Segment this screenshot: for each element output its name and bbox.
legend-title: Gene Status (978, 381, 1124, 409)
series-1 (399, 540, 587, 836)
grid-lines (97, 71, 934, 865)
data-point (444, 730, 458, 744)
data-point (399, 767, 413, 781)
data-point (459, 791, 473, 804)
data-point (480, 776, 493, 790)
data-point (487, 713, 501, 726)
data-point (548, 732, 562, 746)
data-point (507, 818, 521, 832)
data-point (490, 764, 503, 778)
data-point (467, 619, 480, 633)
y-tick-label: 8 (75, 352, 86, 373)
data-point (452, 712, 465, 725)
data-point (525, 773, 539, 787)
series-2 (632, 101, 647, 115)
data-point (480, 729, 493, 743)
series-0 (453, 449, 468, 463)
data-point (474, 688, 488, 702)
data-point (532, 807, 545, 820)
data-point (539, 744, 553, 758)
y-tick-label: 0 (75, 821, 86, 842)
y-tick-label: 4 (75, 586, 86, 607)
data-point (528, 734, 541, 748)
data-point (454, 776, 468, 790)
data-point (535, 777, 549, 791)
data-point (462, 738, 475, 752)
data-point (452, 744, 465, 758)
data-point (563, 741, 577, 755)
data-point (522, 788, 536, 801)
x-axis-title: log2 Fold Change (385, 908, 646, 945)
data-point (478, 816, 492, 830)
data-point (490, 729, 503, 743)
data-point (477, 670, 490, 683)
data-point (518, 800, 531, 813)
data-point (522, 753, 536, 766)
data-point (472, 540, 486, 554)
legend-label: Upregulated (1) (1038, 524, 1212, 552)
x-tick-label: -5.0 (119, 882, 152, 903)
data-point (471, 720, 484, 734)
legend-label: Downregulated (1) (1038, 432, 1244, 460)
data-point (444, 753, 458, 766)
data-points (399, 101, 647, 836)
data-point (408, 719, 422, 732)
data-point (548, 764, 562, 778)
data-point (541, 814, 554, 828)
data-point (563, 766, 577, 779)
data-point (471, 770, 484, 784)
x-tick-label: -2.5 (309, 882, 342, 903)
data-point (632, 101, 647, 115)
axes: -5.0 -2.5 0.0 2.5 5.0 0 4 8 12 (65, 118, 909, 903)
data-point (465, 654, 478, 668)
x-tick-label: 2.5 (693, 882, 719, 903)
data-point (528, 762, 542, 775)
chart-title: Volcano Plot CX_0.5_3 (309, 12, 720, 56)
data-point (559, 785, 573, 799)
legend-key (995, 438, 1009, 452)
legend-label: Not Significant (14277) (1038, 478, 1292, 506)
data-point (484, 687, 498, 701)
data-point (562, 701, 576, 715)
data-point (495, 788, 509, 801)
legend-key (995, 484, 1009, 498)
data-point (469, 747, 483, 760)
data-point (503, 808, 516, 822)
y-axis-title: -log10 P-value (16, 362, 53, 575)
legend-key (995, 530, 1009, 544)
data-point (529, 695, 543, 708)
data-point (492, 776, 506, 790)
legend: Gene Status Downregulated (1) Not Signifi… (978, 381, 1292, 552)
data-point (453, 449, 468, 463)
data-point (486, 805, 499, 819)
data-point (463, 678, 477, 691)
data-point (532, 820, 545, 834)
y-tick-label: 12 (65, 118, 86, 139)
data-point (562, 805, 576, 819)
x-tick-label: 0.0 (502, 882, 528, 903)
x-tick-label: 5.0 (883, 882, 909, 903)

-=-=-

> _PROBLEM TO WORK ON_: Verbatim and in full, return the listing above.

> _TASK OUTPUT_:
Segment this screenshot: for each element output its name and bbox.
legend-title: Gene Status (978, 381, 1124, 409)
series-1 (399, 540, 587, 836)
grid-lines (97, 71, 934, 865)
data-point (444, 730, 458, 744)
data-point (399, 767, 413, 781)
data-point (459, 791, 473, 804)
data-point (480, 776, 493, 790)
data-point (487, 713, 501, 726)
data-point (548, 732, 562, 746)
data-point (507, 818, 521, 832)
data-point (490, 764, 503, 778)
data-point (467, 619, 480, 633)
y-tick-label: 8 (75, 352, 86, 373)
data-point (452, 712, 465, 725)
data-point (525, 773, 539, 787)
series-2 (632, 101, 647, 115)
data-point (480, 729, 493, 743)
series-0 (453, 449, 468, 463)
data-point (474, 688, 488, 702)
data-point (532, 807, 545, 820)
data-point (539, 744, 553, 758)
y-tick-label: 0 (75, 821, 86, 842)
y-tick-label: 4 (75, 586, 86, 607)
data-point (528, 734, 541, 748)
data-point (454, 776, 468, 790)
data-point (535, 777, 549, 791)
data-point (462, 738, 475, 752)
data-point (452, 744, 465, 758)
data-point (563, 741, 577, 755)
data-point (522, 788, 536, 801)
x-axis-title: log2 Fold Change (385, 908, 646, 945)
data-point (478, 816, 492, 830)
data-point (490, 729, 503, 743)
data-point (477, 670, 490, 683)
data-point (518, 800, 531, 813)
data-point (522, 753, 536, 766)
data-point (472, 540, 486, 554)
legend-label: Upregulated (1) (1038, 524, 1212, 552)
x-tick-label: -5.0 (119, 882, 152, 903)
data-point (471, 720, 484, 734)
legend-label: Downregulated (1) (1038, 432, 1244, 460)
data-point (444, 753, 458, 766)
data-points (399, 101, 647, 836)
data-point (408, 719, 422, 732)
data-point (548, 764, 562, 778)
data-point (541, 814, 554, 828)
data-point (563, 766, 577, 779)
data-point (471, 770, 484, 784)
x-tick-label: -2.5 (309, 882, 342, 903)
data-point (632, 101, 647, 115)
axes: -5.0 -2.5 0.0 2.5 5.0 0 4 8 12 (65, 118, 909, 903)
data-point (465, 654, 478, 668)
x-tick-label: 2.5 (693, 882, 719, 903)
data-point (528, 762, 542, 775)
chart-title: Volcano Plot CX_0.5_3 (309, 12, 720, 56)
data-point (559, 785, 573, 799)
legend-key (995, 438, 1009, 452)
legend-label: Not Significant (14277) (1038, 478, 1292, 506)
data-point (484, 687, 498, 701)
data-point (562, 701, 576, 715)
data-point (495, 788, 509, 801)
legend-key (995, 484, 1009, 498)
data-point (469, 747, 483, 760)
data-point (503, 808, 516, 822)
y-axis-title: -log10 P-value (16, 362, 53, 575)
legend-key (995, 530, 1009, 544)
data-point (529, 695, 543, 708)
data-point (492, 776, 506, 790)
legend: Gene Status Downregulated (1) Not Signifi… (978, 381, 1292, 552)
data-point (453, 449, 468, 463)
data-point (486, 805, 499, 819)
data-point (463, 678, 477, 691)
data-point (532, 820, 545, 834)
y-tick-label: 12 (65, 118, 86, 139)
data-point (562, 805, 576, 819)
x-tick-label: 0.0 (502, 882, 528, 903)
x-tick-label: 5.0 (883, 882, 909, 903)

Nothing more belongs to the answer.